■ **Directions for this task**: Which lines contain the word "отопление"? Return each of them as written.

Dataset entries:
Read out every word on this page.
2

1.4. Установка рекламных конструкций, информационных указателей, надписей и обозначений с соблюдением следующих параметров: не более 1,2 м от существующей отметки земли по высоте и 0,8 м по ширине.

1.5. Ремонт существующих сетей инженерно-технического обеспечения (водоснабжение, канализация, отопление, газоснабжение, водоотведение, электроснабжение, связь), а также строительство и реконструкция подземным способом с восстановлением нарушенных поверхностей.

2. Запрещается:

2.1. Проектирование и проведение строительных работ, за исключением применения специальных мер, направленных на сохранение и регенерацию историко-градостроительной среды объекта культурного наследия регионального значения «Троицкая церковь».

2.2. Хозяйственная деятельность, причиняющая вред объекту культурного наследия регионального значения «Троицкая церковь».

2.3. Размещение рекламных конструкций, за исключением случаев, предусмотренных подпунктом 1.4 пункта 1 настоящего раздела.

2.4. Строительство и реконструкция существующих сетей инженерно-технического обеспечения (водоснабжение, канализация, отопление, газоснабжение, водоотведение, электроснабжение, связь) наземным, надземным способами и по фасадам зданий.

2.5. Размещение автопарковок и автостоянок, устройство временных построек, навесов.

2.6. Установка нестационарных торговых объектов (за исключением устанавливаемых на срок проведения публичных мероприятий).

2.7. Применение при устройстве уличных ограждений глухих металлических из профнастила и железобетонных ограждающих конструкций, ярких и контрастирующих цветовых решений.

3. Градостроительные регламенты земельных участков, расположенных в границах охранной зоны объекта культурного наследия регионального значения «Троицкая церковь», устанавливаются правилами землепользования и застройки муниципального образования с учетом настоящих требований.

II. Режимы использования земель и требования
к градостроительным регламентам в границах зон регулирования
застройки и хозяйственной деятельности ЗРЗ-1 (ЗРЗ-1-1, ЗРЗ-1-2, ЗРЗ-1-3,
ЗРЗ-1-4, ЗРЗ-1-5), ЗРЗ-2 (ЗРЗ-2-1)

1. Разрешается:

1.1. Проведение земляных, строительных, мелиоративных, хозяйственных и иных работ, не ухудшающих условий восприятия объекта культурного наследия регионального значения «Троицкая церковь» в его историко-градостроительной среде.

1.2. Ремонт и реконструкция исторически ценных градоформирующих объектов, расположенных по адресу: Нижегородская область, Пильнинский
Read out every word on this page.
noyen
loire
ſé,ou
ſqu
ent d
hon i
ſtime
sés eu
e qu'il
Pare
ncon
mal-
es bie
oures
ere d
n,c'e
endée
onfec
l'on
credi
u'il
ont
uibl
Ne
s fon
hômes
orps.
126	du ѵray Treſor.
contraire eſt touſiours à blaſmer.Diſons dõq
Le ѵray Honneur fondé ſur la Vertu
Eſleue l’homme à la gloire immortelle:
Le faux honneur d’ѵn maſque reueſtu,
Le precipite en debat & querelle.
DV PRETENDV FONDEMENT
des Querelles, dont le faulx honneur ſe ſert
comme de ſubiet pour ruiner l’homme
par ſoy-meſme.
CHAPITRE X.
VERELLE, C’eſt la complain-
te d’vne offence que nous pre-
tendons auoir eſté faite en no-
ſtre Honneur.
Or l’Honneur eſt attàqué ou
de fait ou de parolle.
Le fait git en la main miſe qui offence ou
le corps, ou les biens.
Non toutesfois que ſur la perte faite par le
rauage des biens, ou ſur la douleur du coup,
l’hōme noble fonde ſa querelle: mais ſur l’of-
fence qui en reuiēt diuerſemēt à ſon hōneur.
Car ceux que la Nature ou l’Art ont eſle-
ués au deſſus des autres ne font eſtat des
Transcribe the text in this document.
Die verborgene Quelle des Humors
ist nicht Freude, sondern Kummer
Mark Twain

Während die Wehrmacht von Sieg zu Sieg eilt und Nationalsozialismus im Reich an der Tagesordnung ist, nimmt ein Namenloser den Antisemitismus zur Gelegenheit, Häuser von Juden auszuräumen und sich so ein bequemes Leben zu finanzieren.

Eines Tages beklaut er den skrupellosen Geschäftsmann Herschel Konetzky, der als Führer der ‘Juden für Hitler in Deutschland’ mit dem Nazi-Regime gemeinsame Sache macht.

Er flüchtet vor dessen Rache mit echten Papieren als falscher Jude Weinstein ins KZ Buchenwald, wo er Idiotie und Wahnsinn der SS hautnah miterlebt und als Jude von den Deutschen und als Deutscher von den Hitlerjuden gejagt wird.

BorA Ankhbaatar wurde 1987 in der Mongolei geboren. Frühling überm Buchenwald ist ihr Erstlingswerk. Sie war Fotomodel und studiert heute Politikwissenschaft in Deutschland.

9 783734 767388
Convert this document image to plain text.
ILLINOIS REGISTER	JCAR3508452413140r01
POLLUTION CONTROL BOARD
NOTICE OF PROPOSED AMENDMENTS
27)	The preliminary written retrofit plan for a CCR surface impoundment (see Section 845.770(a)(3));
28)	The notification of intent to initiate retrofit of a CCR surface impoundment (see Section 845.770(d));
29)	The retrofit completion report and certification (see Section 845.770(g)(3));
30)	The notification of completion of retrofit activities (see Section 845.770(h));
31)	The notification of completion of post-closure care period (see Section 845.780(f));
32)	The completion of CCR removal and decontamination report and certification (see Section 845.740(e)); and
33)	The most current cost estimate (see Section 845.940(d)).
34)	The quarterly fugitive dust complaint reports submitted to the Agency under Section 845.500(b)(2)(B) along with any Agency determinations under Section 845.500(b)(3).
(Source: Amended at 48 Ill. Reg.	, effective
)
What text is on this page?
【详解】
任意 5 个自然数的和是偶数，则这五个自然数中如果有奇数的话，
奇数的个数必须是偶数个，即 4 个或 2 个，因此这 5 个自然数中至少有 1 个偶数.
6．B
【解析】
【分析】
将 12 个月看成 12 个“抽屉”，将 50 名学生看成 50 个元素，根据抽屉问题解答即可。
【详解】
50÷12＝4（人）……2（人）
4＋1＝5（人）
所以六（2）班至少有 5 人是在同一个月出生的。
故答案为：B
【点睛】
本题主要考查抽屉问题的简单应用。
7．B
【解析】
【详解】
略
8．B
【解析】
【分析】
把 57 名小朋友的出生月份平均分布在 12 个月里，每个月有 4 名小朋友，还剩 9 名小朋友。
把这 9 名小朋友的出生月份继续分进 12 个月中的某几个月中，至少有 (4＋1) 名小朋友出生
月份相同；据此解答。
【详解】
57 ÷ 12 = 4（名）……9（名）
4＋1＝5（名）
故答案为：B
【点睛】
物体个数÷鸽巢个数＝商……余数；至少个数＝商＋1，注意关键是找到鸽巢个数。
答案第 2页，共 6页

■ **Response below**:
1.5. Ремонт существующих сетей инженерно-технического обеспечения (водоснабжение, канализация, отопление, газоснабжение, водоотведение, электроснабжение, связь), а также строительство и реконструкция подземным способом с восстановлением нарушенных поверхностей.
2.4. Строительство и реконструкция существующих сетей инженерно-технического обеспечения (водоснабжение, канализация, отопление, газоснабжение, водоотведение, электроснабжение, связь) наземным, надземным способами и по фасадам зданий.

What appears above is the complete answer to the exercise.